Several dark I–V data with typical solar cell parameters were generated using Equation (2) to evaluate the accuracy of the two-diode parameter extraction program. An error of 0.1% was introduced during simulation to investigate how the algorithm would handle errors in the actual data. The simulated parameters were then extracted from the generated dark I–V data at different tolerance values. Figure 2 shows a sample generated and fitted dark I–V curve. When the extraction tolerance value was set to 0.1%, the resulting *R*^{2} value is almost equal to 1. This means that at that tolerance percentage, the extraction program was able to determine a set of parameters that resulted in a curve fit identical to the measured I–V curve. The simulated and extracted parameters of the sample curve are listed in Table 1. The average percentage errors of the extracted parameters at different tolerance values were also studied. The smallest errors were achieved when the tolerance was set between 0.001–0.1%. It was also in this range that most of the fitted curves obtained an *R*^{2} value equal to 1. When the tolerance was at 0.0001%, the average error was higher. This can be due to the error introduced to the generated data during simulation. At this tolerance percentage, the extracted parameters came closer to the 'pseudo-parameters' of the generated data, instead of converging to the values of the parameters indicated in the simulation program.

Items listed in a dataset:
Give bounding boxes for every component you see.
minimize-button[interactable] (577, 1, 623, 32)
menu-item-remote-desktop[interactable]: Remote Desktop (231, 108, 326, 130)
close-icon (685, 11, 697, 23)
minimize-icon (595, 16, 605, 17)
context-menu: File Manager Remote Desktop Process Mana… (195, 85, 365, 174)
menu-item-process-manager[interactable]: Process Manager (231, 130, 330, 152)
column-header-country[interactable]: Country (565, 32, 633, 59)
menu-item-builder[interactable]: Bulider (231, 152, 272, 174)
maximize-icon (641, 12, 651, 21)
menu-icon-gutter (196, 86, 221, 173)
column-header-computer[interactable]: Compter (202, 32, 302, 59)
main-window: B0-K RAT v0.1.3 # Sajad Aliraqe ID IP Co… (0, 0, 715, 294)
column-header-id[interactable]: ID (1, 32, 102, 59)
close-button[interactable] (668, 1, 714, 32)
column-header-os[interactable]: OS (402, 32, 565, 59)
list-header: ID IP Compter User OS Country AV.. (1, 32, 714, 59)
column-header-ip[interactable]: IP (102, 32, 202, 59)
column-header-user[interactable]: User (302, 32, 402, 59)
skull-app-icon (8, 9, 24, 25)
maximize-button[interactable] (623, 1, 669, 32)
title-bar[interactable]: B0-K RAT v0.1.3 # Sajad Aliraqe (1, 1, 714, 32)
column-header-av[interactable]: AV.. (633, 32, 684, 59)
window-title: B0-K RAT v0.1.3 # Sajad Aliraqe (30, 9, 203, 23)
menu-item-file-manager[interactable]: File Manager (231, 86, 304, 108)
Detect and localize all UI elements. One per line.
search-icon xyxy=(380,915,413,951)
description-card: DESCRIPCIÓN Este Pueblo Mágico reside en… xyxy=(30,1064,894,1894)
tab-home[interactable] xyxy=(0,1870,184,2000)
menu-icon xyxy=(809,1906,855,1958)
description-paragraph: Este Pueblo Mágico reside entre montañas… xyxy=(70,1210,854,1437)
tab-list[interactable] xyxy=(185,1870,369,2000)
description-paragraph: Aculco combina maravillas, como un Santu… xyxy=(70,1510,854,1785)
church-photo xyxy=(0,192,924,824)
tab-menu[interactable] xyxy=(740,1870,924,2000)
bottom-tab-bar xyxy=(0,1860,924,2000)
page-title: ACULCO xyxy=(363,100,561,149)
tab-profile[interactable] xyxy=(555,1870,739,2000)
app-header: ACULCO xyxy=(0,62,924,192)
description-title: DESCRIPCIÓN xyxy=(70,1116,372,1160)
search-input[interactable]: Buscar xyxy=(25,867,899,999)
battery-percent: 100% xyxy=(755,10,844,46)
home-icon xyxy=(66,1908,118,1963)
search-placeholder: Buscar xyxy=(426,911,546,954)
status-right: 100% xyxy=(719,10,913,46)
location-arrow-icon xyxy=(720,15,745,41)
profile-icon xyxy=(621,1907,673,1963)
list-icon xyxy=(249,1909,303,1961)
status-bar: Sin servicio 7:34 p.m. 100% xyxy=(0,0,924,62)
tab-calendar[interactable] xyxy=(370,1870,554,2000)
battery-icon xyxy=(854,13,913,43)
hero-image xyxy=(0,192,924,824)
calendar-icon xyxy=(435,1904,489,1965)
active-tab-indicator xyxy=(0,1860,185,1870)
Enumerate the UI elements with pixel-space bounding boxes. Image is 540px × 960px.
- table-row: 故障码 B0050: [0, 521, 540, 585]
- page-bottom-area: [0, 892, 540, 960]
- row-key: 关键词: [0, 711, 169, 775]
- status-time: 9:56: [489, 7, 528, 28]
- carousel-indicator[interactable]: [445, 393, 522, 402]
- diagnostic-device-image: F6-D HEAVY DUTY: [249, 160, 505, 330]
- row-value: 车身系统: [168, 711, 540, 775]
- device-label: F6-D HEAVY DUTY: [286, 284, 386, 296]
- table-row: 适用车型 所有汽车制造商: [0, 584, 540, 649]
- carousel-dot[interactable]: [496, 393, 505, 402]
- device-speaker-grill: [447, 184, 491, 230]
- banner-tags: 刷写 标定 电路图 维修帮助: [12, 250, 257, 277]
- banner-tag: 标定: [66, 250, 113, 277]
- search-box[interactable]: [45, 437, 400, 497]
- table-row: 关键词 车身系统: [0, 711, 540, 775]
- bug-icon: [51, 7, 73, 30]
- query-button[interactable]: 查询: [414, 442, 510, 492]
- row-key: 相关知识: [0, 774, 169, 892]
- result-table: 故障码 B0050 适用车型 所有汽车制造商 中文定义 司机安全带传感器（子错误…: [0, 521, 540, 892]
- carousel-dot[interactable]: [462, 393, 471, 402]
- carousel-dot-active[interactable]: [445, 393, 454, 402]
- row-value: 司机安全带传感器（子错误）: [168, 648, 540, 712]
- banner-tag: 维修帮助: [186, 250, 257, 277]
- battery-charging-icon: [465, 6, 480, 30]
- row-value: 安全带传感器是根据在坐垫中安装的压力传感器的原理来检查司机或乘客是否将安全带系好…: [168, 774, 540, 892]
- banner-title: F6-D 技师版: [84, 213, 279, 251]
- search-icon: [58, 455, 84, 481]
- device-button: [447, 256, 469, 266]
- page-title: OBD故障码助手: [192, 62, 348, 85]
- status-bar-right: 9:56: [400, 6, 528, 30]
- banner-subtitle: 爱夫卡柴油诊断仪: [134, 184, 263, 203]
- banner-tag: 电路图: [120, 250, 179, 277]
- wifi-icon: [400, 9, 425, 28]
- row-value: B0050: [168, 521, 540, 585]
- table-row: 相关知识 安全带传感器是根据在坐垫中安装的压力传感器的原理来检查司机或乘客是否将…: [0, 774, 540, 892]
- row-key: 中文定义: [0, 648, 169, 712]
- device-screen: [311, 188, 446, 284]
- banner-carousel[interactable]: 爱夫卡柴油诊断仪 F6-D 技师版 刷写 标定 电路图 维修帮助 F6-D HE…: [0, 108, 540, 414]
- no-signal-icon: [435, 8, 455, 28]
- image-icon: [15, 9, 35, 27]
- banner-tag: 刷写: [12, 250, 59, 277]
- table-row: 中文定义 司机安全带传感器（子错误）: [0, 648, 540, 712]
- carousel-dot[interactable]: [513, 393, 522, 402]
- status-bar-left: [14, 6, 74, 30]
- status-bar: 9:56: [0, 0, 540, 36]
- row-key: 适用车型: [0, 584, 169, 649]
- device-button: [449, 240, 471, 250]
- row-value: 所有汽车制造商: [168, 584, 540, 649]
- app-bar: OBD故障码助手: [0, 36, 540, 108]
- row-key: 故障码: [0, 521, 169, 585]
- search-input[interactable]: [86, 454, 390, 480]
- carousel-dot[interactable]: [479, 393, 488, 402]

◆ Parts of the exercise:
- A) Answer these questions using the text on two-diode parameter extraction from dark I–V data, one answer per line.
(i) What size of error was introduced during simulation?
(ii) What tolerance range gave the smallest errors in the extracted parameters?
(iii) Where are the simulated and extracted parameters of the sample curve listed?
- B) Write the next part of the text on two-diode parameter extraction from dark I–V data, beginning right after its final sentence.

◆ Replies:
- A)
(i) 0.1%
(ii) 0.001–0.1%
(iii) Table 1

- B)
**Extraction results**

The dark I–V characteristics of one multicrystalline (MCSi) and four monocrystalline (CSi) silicon solar cells were obtained and the parameters of the two models were extracted using the methods presented. The extracted parameters of the five solar cells, the standard deviation and *R*^{2} values of the fitted curves are listed in Table 2. The measured and fitted dark I–V curves of CSi-3, using the one-diode and two-diode model parameter extraction programs, are plotted in Figs 3(a) and (b), respectively. The curve fit using the two-diode model has a higher *R*^{2} value and a lower standard deviation than the fit using the one-diode model. Figure 4 shows the measured and fitted dark I–V curves of (a) CSi-3 and (b) MCSi solar cells. The diffusion, recombination and shunt terms of the two-diode model are also plotted. The plots show that the recombination current D_{1} and the shunt current overlap with the measured I–V in the HCR and the low current region (LCR), respectively. This means that D_{1} dominates the HCR whereas shunting effects are more dominant in the LCR.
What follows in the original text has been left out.